-- Start Provided material --
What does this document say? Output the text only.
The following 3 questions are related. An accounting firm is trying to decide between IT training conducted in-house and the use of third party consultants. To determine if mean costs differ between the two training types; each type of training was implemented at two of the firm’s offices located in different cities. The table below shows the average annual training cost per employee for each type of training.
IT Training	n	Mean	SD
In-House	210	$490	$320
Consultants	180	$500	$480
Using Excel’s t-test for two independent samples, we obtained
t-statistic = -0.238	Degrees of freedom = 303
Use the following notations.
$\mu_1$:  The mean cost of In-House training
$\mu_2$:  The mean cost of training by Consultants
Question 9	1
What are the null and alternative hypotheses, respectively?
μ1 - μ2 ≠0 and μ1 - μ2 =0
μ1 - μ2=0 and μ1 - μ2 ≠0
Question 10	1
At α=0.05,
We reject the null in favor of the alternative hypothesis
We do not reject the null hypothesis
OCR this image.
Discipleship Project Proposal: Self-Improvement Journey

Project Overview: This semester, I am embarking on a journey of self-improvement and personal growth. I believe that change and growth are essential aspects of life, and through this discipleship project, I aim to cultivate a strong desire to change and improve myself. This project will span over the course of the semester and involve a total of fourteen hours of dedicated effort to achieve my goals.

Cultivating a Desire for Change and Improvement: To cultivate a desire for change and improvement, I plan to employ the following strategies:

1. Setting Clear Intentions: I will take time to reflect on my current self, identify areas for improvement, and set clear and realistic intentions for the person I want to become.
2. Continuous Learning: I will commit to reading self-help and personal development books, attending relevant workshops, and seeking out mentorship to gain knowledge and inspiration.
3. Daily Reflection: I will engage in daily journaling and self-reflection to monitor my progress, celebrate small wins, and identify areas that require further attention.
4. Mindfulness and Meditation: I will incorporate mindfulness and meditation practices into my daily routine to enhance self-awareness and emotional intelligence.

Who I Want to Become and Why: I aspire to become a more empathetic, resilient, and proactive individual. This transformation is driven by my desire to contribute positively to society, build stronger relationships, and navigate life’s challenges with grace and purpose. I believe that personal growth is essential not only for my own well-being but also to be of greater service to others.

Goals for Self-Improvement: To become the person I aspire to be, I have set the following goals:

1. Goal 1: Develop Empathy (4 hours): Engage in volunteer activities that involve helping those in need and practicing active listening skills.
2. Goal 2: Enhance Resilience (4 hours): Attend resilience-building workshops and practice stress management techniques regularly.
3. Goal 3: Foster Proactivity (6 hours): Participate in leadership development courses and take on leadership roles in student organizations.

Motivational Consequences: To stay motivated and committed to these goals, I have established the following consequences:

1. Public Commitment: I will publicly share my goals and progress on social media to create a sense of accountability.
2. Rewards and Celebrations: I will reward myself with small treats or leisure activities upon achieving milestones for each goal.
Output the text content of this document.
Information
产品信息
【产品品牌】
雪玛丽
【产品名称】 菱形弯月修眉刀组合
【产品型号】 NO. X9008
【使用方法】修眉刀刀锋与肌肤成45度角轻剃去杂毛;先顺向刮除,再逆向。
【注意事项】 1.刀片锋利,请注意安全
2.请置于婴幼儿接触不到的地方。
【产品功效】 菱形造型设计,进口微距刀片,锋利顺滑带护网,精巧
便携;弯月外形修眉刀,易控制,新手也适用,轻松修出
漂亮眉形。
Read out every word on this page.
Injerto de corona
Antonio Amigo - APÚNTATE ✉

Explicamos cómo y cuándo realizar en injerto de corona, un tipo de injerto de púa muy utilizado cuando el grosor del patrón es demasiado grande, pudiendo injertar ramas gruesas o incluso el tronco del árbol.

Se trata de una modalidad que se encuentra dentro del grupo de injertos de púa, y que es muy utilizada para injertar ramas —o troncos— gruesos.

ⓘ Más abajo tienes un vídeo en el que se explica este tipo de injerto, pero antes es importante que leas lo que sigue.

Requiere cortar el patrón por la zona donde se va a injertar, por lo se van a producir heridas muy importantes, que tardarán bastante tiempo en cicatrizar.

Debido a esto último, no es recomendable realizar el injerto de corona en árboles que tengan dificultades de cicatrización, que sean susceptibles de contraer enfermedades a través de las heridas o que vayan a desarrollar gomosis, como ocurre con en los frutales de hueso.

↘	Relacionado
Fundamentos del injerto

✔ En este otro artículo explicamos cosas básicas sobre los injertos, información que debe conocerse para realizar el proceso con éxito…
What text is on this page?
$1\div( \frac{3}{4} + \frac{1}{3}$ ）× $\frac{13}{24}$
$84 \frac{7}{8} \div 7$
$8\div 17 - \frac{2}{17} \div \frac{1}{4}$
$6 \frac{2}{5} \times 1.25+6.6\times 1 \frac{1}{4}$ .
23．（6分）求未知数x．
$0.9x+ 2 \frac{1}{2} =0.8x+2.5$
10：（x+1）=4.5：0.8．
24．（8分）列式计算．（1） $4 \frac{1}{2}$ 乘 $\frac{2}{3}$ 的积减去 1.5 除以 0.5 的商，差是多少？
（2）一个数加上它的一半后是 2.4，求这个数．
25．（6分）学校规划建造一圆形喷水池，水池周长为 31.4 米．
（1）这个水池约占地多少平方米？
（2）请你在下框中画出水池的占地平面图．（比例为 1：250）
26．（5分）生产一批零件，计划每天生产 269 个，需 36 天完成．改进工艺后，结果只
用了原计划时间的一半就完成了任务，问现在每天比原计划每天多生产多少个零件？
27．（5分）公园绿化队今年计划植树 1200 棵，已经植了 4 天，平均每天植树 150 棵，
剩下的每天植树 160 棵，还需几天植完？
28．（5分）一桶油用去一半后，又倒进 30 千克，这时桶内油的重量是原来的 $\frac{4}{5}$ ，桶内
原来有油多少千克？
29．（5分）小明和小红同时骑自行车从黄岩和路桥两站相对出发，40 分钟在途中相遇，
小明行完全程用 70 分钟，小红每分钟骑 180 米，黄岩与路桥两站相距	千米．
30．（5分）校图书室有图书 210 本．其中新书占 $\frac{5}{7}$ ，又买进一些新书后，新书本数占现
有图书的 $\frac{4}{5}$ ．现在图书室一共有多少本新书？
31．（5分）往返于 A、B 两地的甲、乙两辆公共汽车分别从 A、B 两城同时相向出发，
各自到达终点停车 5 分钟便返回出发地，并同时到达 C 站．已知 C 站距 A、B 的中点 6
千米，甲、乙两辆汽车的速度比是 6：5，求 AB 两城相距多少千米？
-- End Provided material --
◆ What the exercise asks
Copy out every line in the listing where the word "activities" appears.

◆ Exercise solution
1. Goal 1: Develop Empathy (4 hours): Engage in volunteer activities that involve helping those in need and practicing active listening skills.
2. Rewards and Celebrations: I will reward myself with small treats or leisure activities upon achieving milestones for each goal.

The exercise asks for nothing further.